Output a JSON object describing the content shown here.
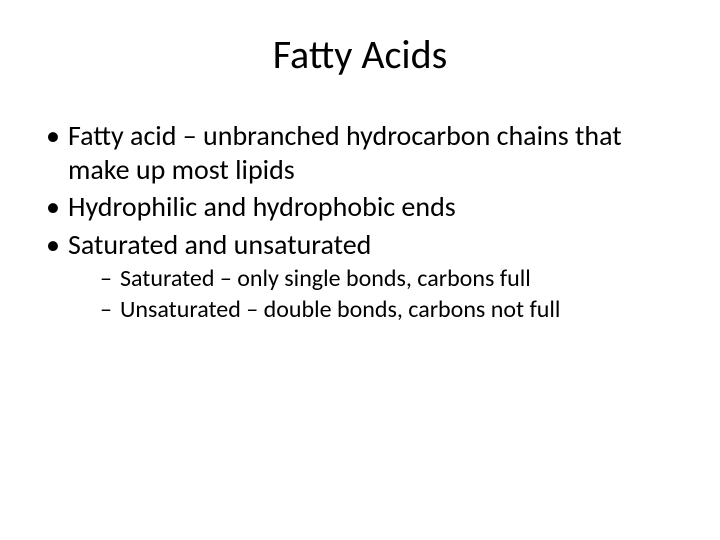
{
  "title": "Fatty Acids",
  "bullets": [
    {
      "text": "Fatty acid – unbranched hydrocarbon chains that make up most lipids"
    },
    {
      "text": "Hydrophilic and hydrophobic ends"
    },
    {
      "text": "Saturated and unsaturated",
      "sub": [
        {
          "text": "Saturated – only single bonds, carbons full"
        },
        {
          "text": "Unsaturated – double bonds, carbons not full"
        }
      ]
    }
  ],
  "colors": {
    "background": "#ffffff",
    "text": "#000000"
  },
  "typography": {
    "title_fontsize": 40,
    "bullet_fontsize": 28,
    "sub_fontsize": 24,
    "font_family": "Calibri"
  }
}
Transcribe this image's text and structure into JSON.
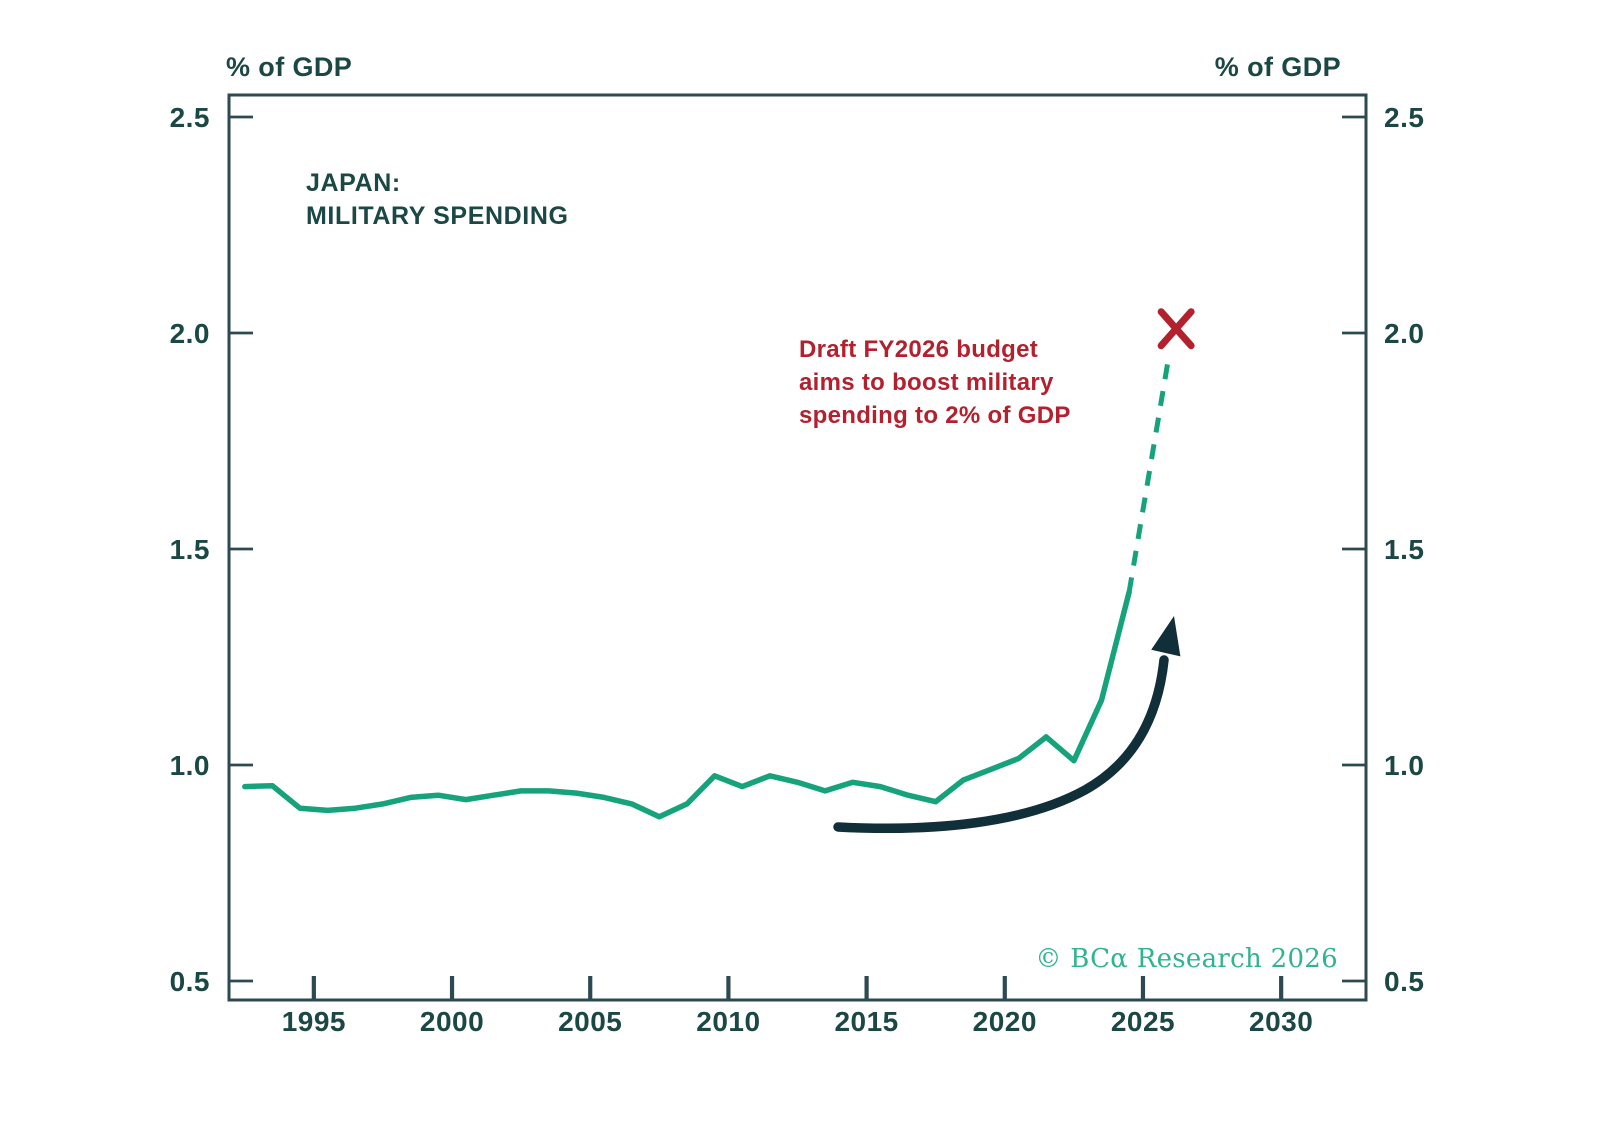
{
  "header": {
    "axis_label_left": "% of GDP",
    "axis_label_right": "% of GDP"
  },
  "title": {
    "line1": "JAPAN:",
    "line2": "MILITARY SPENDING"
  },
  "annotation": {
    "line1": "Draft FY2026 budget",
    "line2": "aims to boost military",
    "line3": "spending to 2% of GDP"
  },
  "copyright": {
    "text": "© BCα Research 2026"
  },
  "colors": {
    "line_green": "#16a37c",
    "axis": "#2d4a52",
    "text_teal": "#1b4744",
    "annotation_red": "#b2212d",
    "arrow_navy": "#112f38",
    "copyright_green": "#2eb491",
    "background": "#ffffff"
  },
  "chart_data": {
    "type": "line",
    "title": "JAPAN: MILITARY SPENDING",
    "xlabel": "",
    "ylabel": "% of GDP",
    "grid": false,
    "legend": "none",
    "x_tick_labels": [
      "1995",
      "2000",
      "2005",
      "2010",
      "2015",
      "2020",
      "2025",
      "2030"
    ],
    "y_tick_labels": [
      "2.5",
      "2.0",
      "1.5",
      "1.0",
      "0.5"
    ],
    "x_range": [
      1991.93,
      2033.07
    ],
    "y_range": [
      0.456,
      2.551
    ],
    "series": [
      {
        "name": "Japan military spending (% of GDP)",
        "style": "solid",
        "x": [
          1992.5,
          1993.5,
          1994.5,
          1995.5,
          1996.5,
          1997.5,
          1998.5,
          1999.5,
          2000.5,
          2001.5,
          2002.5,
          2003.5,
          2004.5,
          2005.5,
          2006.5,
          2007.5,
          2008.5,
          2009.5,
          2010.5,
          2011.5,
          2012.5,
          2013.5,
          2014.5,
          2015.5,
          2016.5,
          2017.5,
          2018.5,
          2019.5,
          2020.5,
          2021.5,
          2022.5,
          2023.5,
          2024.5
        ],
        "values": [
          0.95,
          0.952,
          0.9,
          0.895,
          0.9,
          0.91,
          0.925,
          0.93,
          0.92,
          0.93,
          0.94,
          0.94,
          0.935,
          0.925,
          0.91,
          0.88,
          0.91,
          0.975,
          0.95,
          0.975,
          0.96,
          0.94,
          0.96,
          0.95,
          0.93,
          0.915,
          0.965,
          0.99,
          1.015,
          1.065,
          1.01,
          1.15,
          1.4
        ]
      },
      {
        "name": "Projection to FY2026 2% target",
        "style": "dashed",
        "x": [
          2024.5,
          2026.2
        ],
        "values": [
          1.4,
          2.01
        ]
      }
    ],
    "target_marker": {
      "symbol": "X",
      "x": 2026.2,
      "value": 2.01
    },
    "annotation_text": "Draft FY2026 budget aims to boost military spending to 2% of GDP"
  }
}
++++
The records above must be transcribed exactly. Pictures are left out of the copy.

=== Reply to the exercise ===
Output a JSON object describing the content shown here.
{
  "title": "Fatty Acids",
  "bullets": [
    {
      "text": "Fatty acid – unbranched hydrocarbon chains that make up most lipids"
    },
    {
      "text": "Hydrophilic and hydrophobic ends"
    },
    {
      "text": "Saturated and unsaturated",
      "sub": [
        {
          "text": "Saturated – only single bonds, carbons full"
        },
        {
          "text": "Unsaturated – double bonds, carbons not full"
        }
      ]
    }
  ],
  "colors": {
    "background": "#ffffff",
    "text": "#000000"
  },
  "typography": {
    "title_fontsize": 40,
    "bullet_fontsize": 28,
    "sub_fontsize": 24,
    "font_family": "Calibri"
  }
}
Transcribe this image's text and structure into JSON.
{
  "header": {
    "axis_label_left": "% of GDP",
    "axis_label_right": "% of GDP"
  },
  "title": {
    "line1": "JAPAN:",
    "line2": "MILITARY SPENDING"
  },
  "annotation": {
    "line1": "Draft FY2026 budget",
    "line2": "aims to boost military",
    "line3": "spending to 2% of GDP"
  },
  "copyright": {
    "text": "© BCα Research 2026"
  },
  "colors": {
    "line_green": "#16a37c",
    "axis": "#2d4a52",
    "text_teal": "#1b4744",
    "annotation_red": "#b2212d",
    "arrow_navy": "#112f38",
    "copyright_green": "#2eb491",
    "background": "#ffffff"
  },
  "chart_data": {
    "type": "line",
    "title": "JAPAN: MILITARY SPENDING",
    "xlabel": "",
    "ylabel": "% of GDP",
    "grid": false,
    "legend": "none",
    "x_tick_labels": [
      "1995",
      "2000",
      "2005",
      "2010",
      "2015",
      "2020",
      "2025",
      "2030"
    ],
    "y_tick_labels": [
      "2.5",
      "2.0",
      "1.5",
      "1.0",
      "0.5"
    ],
    "x_range": [
      1991.93,
      2033.07
    ],
    "y_range": [
      0.456,
      2.551
    ],
    "series": [
      {
        "name": "Japan military spending (% of GDP)",
        "style": "solid",
        "x": [
          1992.5,
          1993.5,
          1994.5,
          1995.5,
          1996.5,
          1997.5,
          1998.5,
          1999.5,
          2000.5,
          2001.5,
          2002.5,
          2003.5,
          2004.5,
          2005.5,
          2006.5,
          2007.5,
          2008.5,
          2009.5,
          2010.5,
          2011.5,
          2012.5,
          2013.5,
          2014.5,
          2015.5,
          2016.5,
          2017.5,
          2018.5,
          2019.5,
          2020.5,
          2021.5,
          2022.5,
          2023.5,
          2024.5
        ],
        "values": [
          0.95,
          0.952,
          0.9,
          0.895,
          0.9,
          0.91,
          0.925,
          0.93,
          0.92,
          0.93,
          0.94,
          0.94,
          0.935,
          0.925,
          0.91,
          0.88,
          0.91,
          0.975,
          0.95,
          0.975,
          0.96,
          0.94,
          0.96,
          0.95,
          0.93,
          0.915,
          0.965,
          0.99,
          1.015,
          1.065,
          1.01,
          1.15,
          1.4
        ]
      },
      {
        "name": "Projection to FY2026 2% target",
        "style": "dashed",
        "x": [
          2024.5,
          2026.2
        ],
        "values": [
          1.4,
          2.01
        ]
      }
    ],
    "target_marker": {
      "symbol": "X",
      "x": 2026.2,
      "value": 2.01
    },
    "annotation_text": "Draft FY2026 budget aims to boost military spending to 2% of GDP"
  }
}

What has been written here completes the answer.